* _ENTRIES SHOWN_
__________________________________________________
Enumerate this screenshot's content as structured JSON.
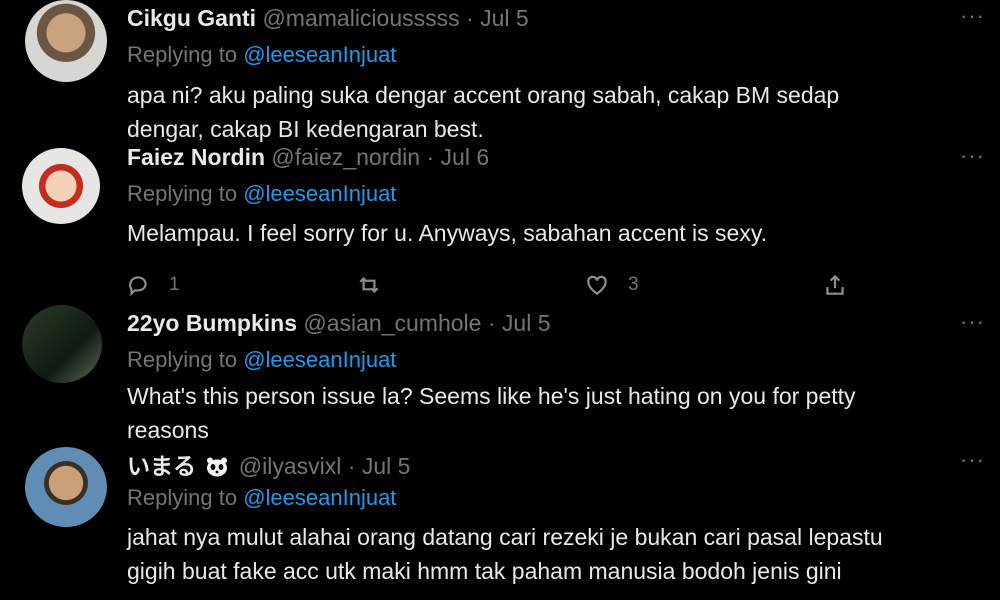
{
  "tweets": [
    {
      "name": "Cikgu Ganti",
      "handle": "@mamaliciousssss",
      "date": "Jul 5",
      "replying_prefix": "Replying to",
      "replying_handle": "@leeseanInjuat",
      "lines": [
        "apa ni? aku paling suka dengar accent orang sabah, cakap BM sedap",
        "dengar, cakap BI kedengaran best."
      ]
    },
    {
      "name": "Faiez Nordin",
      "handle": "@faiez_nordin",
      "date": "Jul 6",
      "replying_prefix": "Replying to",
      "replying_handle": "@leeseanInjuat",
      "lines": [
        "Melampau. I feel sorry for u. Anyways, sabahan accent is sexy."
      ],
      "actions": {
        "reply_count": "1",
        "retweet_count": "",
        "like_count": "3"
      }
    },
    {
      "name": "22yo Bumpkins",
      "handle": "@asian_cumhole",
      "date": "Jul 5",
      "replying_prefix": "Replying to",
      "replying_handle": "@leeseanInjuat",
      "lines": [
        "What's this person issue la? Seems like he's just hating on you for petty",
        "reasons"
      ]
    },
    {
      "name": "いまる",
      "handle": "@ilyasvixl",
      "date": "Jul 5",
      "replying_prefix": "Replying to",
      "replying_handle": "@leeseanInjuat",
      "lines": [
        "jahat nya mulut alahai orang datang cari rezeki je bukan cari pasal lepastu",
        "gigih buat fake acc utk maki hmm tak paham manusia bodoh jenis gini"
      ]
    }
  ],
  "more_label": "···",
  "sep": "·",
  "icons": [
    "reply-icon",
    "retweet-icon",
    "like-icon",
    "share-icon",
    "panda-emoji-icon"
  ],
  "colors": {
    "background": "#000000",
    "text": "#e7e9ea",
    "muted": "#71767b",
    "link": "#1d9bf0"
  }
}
__________________________________________________
* _OBJECTIVE_
Without the pictures, retype the whole of the material above exactly.

* _RESPONSE TO THE TASK_
Enumerate this screenshot's content as structured JSON.
{
  "tweets": [
    {
      "name": "Cikgu Ganti",
      "handle": "@mamaliciousssss",
      "date": "Jul 5",
      "replying_prefix": "Replying to",
      "replying_handle": "@leeseanInjuat",
      "lines": [
        "apa ni? aku paling suka dengar accent orang sabah, cakap BM sedap",
        "dengar, cakap BI kedengaran best."
      ]
    },
    {
      "name": "Faiez Nordin",
      "handle": "@faiez_nordin",
      "date": "Jul 6",
      "replying_prefix": "Replying to",
      "replying_handle": "@leeseanInjuat",
      "lines": [
        "Melampau. I feel sorry for u. Anyways, sabahan accent is sexy."
      ],
      "actions": {
        "reply_count": "1",
        "retweet_count": "",
        "like_count": "3"
      }
    },
    {
      "name": "22yo Bumpkins",
      "handle": "@asian_cumhole",
      "date": "Jul 5",
      "replying_prefix": "Replying to",
      "replying_handle": "@leeseanInjuat",
      "lines": [
        "What's this person issue la? Seems like he's just hating on you for petty",
        "reasons"
      ]
    },
    {
      "name": "いまる",
      "handle": "@ilyasvixl",
      "date": "Jul 5",
      "replying_prefix": "Replying to",
      "replying_handle": "@leeseanInjuat",
      "lines": [
        "jahat nya mulut alahai orang datang cari rezeki je bukan cari pasal lepastu",
        "gigih buat fake acc utk maki hmm tak paham manusia bodoh jenis gini"
      ]
    }
  ],
  "more_label": "···",
  "sep": "·",
  "icons": [
    "reply-icon",
    "retweet-icon",
    "like-icon",
    "share-icon",
    "panda-emoji-icon"
  ],
  "colors": {
    "background": "#000000",
    "text": "#e7e9ea",
    "muted": "#71767b",
    "link": "#1d9bf0"
  }
}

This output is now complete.